# Description of the task
Retype the data below without altering anything.

# Data extract
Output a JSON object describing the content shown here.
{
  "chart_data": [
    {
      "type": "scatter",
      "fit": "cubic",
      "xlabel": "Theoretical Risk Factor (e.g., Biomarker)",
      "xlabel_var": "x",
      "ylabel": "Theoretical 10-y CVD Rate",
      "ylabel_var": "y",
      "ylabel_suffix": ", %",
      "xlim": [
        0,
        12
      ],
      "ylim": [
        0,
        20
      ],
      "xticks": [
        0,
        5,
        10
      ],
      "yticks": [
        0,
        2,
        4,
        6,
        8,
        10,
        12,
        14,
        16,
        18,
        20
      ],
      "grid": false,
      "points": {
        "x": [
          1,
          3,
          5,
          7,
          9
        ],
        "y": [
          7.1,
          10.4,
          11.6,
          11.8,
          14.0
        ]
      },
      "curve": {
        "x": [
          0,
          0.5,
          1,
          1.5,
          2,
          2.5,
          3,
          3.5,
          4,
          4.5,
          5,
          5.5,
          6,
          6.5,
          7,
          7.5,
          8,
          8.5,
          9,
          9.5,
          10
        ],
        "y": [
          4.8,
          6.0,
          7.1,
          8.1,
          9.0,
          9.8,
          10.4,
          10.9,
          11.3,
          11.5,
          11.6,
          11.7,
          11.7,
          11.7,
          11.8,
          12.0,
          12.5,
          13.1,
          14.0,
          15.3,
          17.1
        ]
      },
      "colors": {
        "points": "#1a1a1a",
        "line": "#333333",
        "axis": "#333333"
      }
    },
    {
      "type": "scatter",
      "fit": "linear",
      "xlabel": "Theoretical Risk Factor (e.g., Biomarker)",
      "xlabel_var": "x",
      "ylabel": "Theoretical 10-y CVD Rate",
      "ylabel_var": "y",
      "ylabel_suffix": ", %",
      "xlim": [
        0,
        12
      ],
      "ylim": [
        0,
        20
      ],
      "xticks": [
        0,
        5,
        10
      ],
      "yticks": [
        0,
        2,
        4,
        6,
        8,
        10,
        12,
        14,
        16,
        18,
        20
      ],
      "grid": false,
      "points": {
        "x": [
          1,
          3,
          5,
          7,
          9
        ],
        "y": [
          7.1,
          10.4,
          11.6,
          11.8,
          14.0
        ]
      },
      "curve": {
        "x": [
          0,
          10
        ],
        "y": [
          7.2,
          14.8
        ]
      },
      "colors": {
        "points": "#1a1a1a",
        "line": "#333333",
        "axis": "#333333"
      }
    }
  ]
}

# Exercise solution
Output a JSON object describing the content shown here.
{
  "chart_data": [
    {
      "type": "scatter",
      "fit": "cubic",
      "xlabel": "Theoretical Risk Factor (e.g., Biomarker)",
      "xlabel_var": "x",
      "ylabel": "Theoretical 10-y CVD Rate",
      "ylabel_var": "y",
      "ylabel_suffix": ", %",
      "xlim": [
        0,
        12
      ],
      "ylim": [
        0,
        20
      ],
      "xticks": [
        0,
        5,
        10
      ],
      "yticks": [
        0,
        2,
        4,
        6,
        8,
        10,
        12,
        14,
        16,
        18,
        20
      ],
      "grid": false,
      "points": {
        "x": [
          1,
          3,
          5,
          7,
          9
        ],
        "y": [
          7.1,
          10.4,
          11.6,
          11.8,
          14.0
        ]
      },
      "curve": {
        "x": [
          0,
          0.5,
          1,
          1.5,
          2,
          2.5,
          3,
          3.5,
          4,
          4.5,
          5,
          5.5,
          6,
          6.5,
          7,
          7.5,
          8,
          8.5,
          9,
          9.5,
          10
        ],
        "y": [
          4.8,
          6.0,
          7.1,
          8.1,
          9.0,
          9.8,
          10.4,
          10.9,
          11.3,
          11.5,
          11.6,
          11.7,
          11.7,
          11.7,
          11.8,
          12.0,
          12.5,
          13.1,
          14.0,
          15.3,
          17.1
        ]
      },
      "colors": {
        "points": "#1a1a1a",
        "line": "#333333",
        "axis": "#333333"
      }
    },
    {
      "type": "scatter",
      "fit": "linear",
      "xlabel": "Theoretical Risk Factor (e.g., Biomarker)",
      "xlabel_var": "x",
      "ylabel": "Theoretical 10-y CVD Rate",
      "ylabel_var": "y",
      "ylabel_suffix": ", %",
      "xlim": [
        0,
        12
      ],
      "ylim": [
        0,
        20
      ],
      "xticks": [
        0,
        5,
        10
      ],
      "yticks": [
        0,
        2,
        4,
        6,
        8,
        10,
        12,
        14,
        16,
        18,
        20
      ],
      "grid": false,
      "points": {
        "x": [
          1,
          3,
          5,
          7,
          9
        ],
        "y": [
          7.1,
          10.4,
          11.6,
          11.8,
          14.0
        ]
      },
      "curve": {
        "x": [
          0,
          10
        ],
        "y": [
          7.2,
          14.8
        ]
      },
      "colors": {
        "points": "#1a1a1a",
        "line": "#333333",
        "axis": "#333333"
      }
    }
  ]
}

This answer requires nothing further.